··· ENTRIES

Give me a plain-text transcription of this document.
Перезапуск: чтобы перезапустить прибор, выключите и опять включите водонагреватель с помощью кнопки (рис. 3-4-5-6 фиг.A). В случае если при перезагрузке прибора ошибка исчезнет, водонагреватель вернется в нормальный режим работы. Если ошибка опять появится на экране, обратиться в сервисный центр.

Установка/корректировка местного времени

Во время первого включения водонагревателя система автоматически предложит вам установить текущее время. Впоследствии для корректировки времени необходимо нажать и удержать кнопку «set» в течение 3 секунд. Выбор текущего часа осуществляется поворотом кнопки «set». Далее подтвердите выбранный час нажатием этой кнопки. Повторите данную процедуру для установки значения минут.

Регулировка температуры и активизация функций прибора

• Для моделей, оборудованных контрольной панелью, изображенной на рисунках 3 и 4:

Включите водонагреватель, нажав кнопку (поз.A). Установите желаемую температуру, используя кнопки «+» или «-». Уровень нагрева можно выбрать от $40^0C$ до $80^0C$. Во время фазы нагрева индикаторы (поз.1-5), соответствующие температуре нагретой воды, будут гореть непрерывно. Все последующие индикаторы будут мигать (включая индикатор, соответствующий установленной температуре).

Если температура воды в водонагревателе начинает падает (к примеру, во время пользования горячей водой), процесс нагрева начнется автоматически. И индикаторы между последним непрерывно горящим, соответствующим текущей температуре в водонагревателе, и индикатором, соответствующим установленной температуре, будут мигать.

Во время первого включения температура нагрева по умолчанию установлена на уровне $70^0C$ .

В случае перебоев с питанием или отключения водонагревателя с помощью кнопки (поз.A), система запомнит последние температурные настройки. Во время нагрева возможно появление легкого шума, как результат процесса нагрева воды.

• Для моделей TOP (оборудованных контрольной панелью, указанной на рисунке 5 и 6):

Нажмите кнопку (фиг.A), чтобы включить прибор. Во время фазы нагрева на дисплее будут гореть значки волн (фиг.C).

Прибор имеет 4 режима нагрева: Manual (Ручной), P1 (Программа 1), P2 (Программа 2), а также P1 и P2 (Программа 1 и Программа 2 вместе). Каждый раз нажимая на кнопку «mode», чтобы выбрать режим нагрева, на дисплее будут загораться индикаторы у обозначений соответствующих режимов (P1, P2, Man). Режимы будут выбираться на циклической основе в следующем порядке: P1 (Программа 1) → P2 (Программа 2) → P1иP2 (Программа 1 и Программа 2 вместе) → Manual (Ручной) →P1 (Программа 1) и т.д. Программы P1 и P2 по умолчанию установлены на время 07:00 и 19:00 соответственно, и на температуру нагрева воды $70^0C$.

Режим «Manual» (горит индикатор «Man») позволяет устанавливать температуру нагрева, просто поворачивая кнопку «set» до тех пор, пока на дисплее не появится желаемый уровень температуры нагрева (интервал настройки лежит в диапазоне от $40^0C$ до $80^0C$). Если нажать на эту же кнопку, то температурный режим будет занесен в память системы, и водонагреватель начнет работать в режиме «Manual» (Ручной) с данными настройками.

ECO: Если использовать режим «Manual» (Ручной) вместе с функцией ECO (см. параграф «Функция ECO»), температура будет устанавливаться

······
··· ENTRIES

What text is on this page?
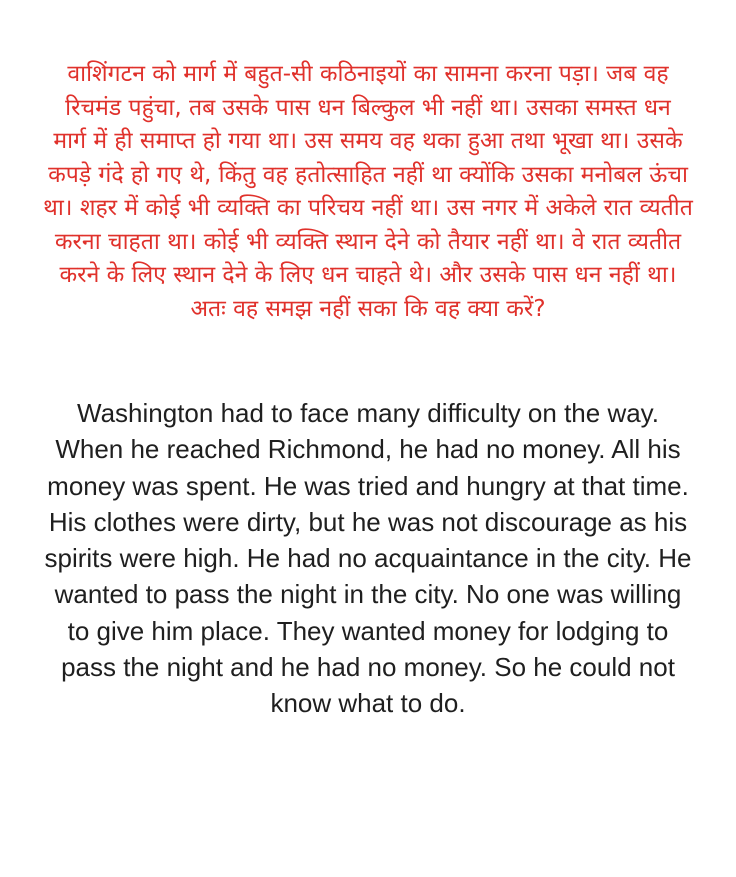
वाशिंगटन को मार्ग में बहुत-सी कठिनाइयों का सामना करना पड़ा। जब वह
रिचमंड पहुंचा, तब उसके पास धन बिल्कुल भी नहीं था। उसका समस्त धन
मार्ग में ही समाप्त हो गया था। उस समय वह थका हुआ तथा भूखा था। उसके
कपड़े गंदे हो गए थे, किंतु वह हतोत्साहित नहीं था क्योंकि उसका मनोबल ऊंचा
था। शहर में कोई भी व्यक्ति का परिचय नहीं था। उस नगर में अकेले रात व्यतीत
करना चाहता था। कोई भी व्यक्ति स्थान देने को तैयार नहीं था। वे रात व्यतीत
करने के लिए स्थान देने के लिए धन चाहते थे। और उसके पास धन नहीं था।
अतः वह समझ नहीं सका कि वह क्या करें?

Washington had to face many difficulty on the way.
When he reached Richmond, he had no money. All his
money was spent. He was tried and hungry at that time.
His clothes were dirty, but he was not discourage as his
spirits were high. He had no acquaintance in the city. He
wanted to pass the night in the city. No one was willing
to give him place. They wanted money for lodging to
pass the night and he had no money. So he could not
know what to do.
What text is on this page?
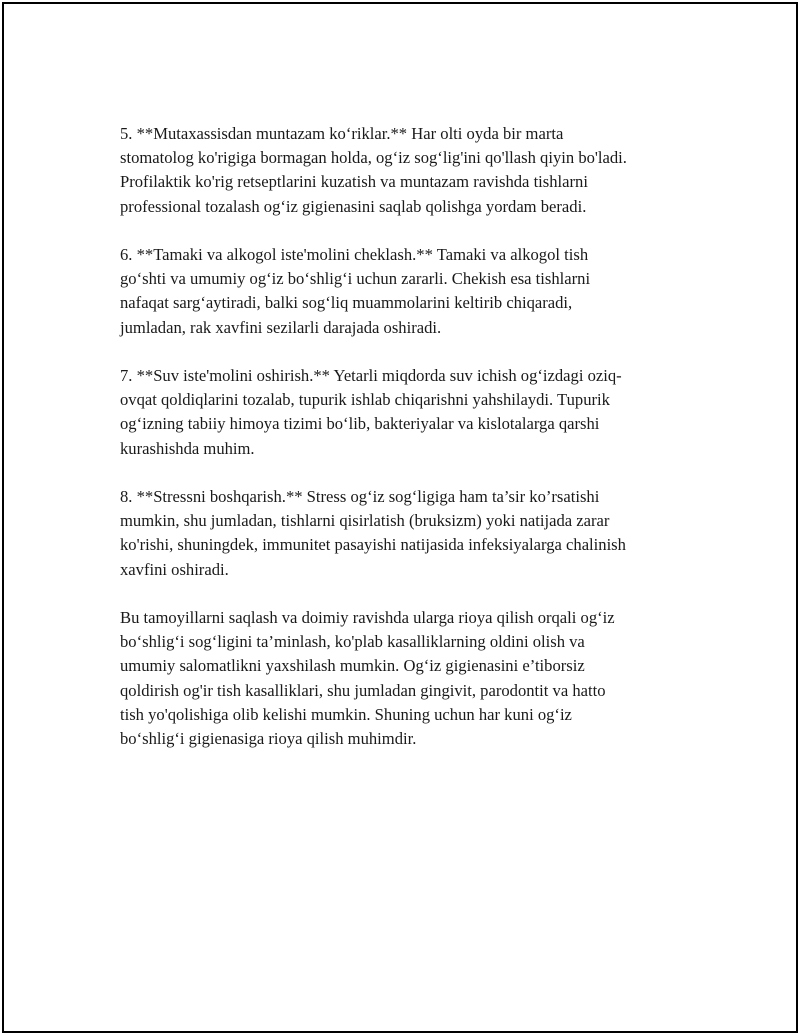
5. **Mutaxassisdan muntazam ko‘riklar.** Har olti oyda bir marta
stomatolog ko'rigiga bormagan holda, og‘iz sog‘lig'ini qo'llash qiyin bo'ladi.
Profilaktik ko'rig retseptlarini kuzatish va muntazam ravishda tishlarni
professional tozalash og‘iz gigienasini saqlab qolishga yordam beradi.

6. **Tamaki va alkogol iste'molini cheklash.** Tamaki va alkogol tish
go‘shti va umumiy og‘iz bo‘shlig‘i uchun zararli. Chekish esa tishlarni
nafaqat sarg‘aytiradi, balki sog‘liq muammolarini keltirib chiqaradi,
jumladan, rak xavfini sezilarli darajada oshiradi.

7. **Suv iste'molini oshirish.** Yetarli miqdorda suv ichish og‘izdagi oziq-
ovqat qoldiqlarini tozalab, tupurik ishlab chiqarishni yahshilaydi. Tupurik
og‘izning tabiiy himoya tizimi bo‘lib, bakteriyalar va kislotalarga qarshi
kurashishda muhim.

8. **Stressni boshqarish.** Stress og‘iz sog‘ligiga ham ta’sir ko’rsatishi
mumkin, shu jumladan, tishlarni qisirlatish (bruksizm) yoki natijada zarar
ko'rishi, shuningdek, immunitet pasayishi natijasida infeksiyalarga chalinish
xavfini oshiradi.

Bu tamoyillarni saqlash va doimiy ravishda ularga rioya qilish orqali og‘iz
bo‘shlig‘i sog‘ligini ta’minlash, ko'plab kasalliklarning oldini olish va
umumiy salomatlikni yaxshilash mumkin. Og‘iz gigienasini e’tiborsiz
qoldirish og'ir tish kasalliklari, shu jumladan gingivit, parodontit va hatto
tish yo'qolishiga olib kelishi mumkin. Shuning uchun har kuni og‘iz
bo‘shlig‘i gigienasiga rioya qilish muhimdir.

······

## EXERCISE
Gather up the lines containing the word "night" from these records and copy them.

## OUTPUT
wanted to pass the night in the city. No one was willing
pass the night and he had no money. So he could not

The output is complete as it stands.